Exercise details | Copy each line that has the string "syphilis" somewhere in it.

─── Given entries

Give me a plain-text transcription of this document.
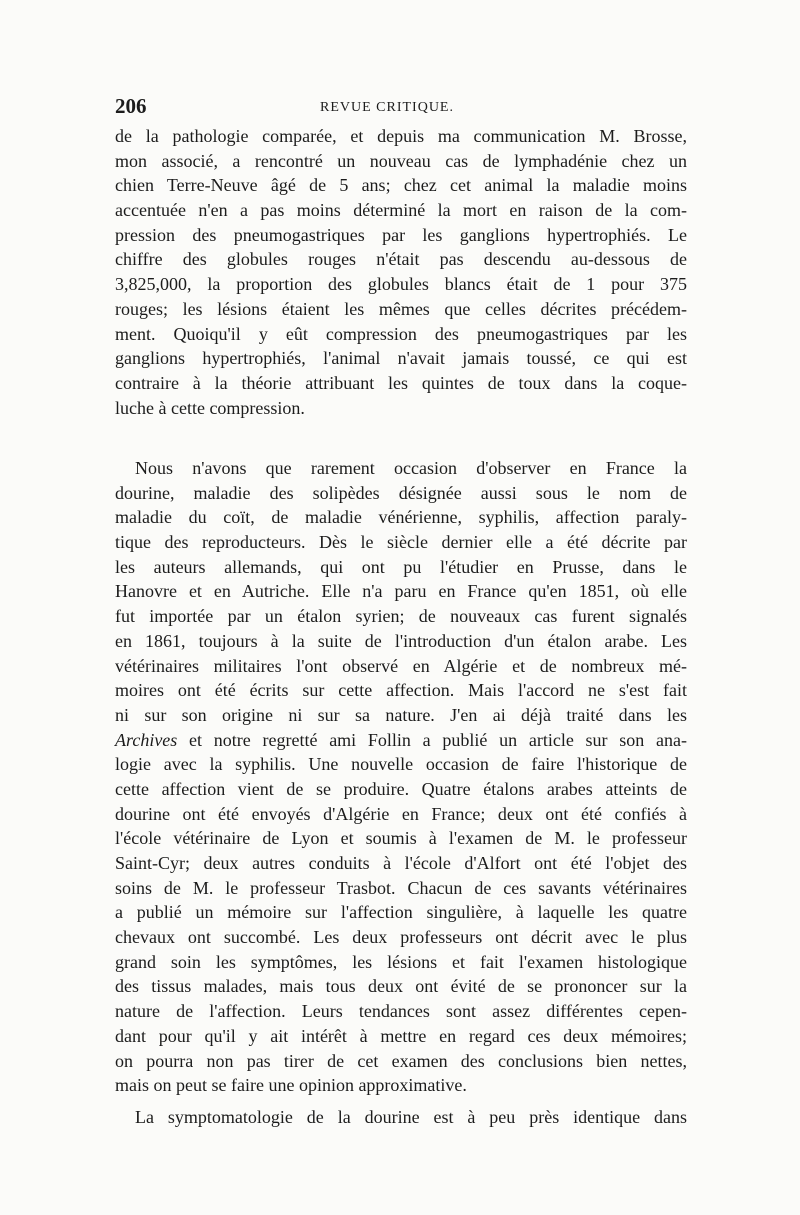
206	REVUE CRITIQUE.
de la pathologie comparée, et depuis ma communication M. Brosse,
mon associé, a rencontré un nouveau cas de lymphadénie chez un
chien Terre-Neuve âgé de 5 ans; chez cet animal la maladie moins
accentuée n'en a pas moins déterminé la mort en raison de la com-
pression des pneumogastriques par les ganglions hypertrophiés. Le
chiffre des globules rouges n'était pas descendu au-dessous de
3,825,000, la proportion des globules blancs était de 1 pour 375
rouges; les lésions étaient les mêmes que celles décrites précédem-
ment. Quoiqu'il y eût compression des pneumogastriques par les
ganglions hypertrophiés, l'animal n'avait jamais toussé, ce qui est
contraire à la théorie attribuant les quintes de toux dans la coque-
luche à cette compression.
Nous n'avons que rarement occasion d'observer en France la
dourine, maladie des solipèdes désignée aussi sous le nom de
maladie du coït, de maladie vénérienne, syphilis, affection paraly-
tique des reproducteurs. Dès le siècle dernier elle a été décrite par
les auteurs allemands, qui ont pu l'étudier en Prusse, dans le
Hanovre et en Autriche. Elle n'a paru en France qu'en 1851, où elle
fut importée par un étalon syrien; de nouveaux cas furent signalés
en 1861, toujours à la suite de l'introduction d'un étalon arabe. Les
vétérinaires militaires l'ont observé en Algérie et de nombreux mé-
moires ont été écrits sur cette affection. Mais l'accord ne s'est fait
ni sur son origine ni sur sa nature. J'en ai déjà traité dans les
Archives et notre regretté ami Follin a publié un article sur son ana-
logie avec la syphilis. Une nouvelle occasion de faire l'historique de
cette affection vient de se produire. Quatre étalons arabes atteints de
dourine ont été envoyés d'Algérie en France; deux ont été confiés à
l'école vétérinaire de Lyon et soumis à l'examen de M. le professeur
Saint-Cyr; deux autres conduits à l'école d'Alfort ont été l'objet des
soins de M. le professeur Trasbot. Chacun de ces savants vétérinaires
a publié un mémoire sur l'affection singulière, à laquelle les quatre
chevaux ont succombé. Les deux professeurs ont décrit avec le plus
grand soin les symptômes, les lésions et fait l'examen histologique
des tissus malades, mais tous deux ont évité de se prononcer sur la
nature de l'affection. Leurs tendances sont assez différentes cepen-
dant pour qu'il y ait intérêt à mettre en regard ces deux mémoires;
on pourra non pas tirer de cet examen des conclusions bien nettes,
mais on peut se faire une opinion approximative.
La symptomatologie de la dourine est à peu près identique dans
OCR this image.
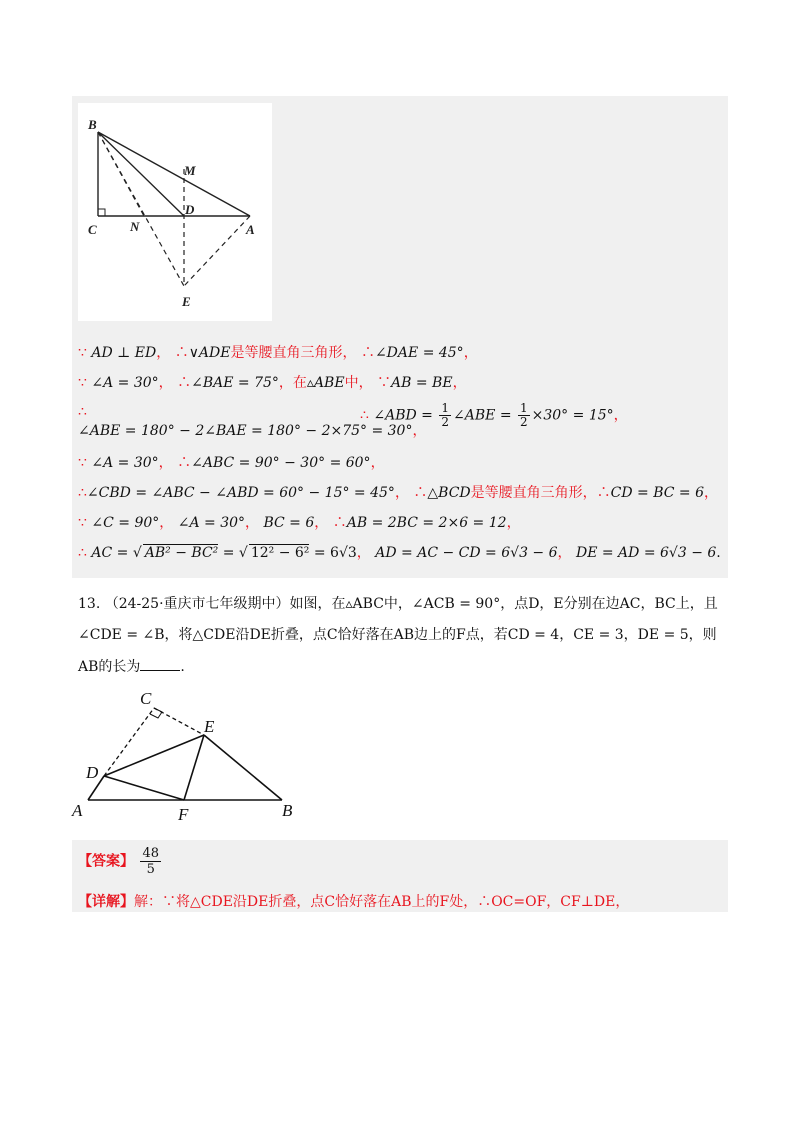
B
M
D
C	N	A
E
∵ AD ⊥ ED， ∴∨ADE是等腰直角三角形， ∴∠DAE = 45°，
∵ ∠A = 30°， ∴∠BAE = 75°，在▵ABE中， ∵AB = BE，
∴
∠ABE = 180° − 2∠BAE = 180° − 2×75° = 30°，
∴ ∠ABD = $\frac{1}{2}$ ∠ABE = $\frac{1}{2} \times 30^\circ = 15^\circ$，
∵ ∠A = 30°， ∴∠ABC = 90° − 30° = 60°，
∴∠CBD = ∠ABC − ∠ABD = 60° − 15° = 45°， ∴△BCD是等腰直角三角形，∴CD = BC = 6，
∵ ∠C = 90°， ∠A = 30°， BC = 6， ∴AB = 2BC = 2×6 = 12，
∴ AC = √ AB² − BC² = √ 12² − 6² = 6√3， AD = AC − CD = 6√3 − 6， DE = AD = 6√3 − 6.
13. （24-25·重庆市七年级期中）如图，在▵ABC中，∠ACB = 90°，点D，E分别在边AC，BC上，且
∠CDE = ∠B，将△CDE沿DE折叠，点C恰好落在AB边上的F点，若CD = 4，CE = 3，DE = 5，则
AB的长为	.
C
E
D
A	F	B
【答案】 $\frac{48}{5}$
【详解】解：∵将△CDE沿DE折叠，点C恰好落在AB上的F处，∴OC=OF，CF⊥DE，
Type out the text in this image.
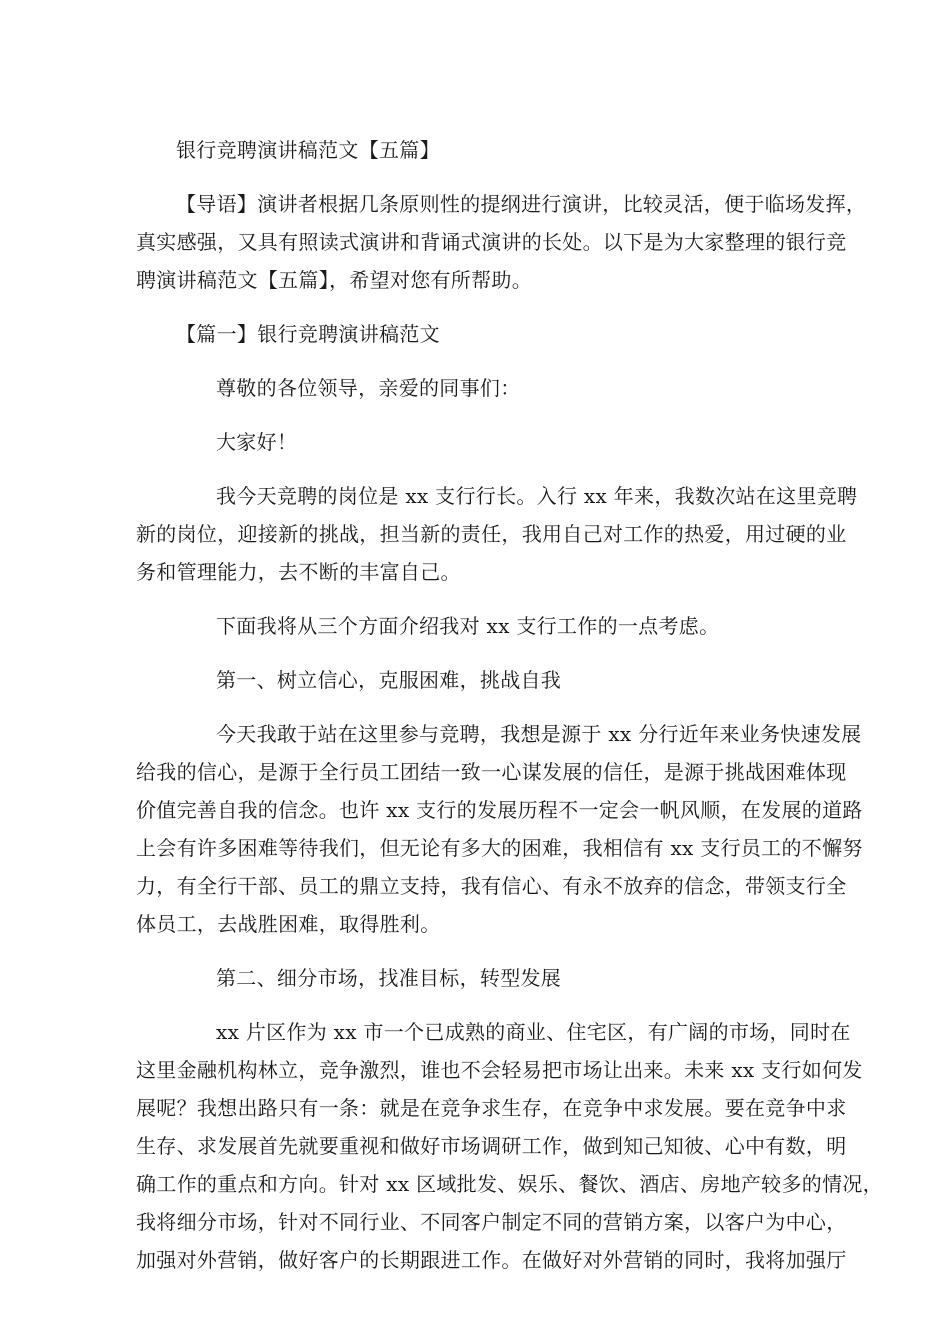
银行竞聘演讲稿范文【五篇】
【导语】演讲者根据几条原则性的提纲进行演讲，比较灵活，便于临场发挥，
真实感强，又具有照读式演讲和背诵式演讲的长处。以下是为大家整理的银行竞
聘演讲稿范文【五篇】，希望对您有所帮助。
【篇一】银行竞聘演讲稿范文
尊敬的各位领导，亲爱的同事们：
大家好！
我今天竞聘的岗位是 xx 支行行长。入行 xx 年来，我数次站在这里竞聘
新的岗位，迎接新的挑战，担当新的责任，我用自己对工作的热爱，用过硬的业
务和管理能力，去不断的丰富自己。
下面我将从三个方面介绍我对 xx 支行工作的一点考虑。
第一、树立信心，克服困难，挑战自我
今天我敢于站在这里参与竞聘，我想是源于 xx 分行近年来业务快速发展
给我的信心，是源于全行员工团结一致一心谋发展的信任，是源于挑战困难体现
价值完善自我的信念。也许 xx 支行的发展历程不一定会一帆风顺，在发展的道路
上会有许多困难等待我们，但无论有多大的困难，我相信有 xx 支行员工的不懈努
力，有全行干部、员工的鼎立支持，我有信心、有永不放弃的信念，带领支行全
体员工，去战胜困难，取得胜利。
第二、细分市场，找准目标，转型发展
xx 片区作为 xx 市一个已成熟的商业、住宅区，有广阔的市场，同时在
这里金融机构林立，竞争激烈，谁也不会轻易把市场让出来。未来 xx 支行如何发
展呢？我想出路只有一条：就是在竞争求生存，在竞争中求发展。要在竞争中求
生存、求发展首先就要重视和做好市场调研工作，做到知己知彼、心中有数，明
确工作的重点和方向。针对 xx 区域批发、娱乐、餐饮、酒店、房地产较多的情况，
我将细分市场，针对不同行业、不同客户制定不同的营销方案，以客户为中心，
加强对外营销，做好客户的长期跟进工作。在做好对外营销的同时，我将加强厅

──────

Solution to the problem |
maladie du coït, de maladie vénérienne, syphilis, affection paraly-
logie avec la syphilis. Une nouvelle occasion de faire l'historique de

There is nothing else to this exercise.